— START OF PASSAGE TO READ —

Moselle River cruise through Europe: A meander through a fairytale

Somewhere in the night, Scenic Pearl has sailed into another dimension and found itself in a fairytale. I went to sleep in Koblenz at the confluence of the Rhine and Moselle rivers: an attractive town, but discernibly in the 21st century, with its cable car and riverine container ships and student-loud beer gardens. Next morning, however, I fling back the curtains of my cabin, buzz down my panoramic window, and blink at Cochem and another world. 

The great sluggish Rhine has contracted to the dainty, silvery Moselle River. Houses have been downsized and painted pink and yellow and, on a hill above, a castle flaunts pepper-pot towers and weathervanes. As if to reinforce the Hans Christian Andersen moment, two white swans paddle past my balcony.

— END OF PASSAGE TO READ —
— START OF AVAILABLE RECORDS —

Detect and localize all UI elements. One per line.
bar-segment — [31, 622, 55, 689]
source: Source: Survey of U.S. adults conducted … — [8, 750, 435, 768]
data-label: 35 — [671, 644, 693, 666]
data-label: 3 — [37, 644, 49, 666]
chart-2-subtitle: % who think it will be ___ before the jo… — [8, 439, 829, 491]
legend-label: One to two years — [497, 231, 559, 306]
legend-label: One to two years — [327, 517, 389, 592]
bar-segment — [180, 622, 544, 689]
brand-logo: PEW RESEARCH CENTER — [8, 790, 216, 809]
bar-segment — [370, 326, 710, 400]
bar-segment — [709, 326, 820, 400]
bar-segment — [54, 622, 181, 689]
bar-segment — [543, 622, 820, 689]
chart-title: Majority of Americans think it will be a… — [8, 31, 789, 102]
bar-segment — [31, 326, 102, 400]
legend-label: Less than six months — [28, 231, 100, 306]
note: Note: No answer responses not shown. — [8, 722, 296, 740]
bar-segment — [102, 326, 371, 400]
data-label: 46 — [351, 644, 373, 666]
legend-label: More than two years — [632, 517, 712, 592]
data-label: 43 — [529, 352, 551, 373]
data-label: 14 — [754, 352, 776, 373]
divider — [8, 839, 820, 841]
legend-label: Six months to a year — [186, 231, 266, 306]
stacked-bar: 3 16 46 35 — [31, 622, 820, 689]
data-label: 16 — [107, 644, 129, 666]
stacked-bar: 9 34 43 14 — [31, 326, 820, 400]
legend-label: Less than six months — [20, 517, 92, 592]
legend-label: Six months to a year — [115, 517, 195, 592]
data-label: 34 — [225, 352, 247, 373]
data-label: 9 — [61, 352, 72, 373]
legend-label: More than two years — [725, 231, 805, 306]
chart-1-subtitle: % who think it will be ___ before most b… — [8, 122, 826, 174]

— END OF AVAILABLE RECORDS —

# [REQUIREMENTS]
a – In the Moselle cruise passage, why does the writer call Koblenz discernibly part of the 21st century?
b – Reproduce the rows word for word, starting at the first row and ending at the row that contains "bar-segment — [543, 622, 820, 689]", both included.
The Moselle cruise passage and the rows come from unrelated sources.

# [RESPONSES TO THE TASKS]
a – Koblenz has a cable car, riverine container ships and student-loud beer gardens. These make it feel clearly modern, unlike the fairytale scene at Cochem the next morning.

b –
Detect and localize all UI elements. One per line.
bar-segment — [31, 622, 55, 689]
source: Source: Survey of U.S. adults conducted … — [8, 750, 435, 768]
data-label: 35 — [671, 644, 693, 666]
data-label: 3 — [37, 644, 49, 666]
chart-2-subtitle: % who think it will be ___ before the jo… — [8, 439, 829, 491]
legend-label: One to two years — [497, 231, 559, 306]
legend-label: One to two years — [327, 517, 389, 592]
bar-segment — [180, 622, 544, 689]
brand-logo: PEW RESEARCH CENTER — [8, 790, 216, 809]
bar-segment — [370, 326, 710, 400]
bar-segment — [709, 326, 820, 400]
bar-segment — [54, 622, 181, 689]
bar-segment — [543, 622, 820, 689]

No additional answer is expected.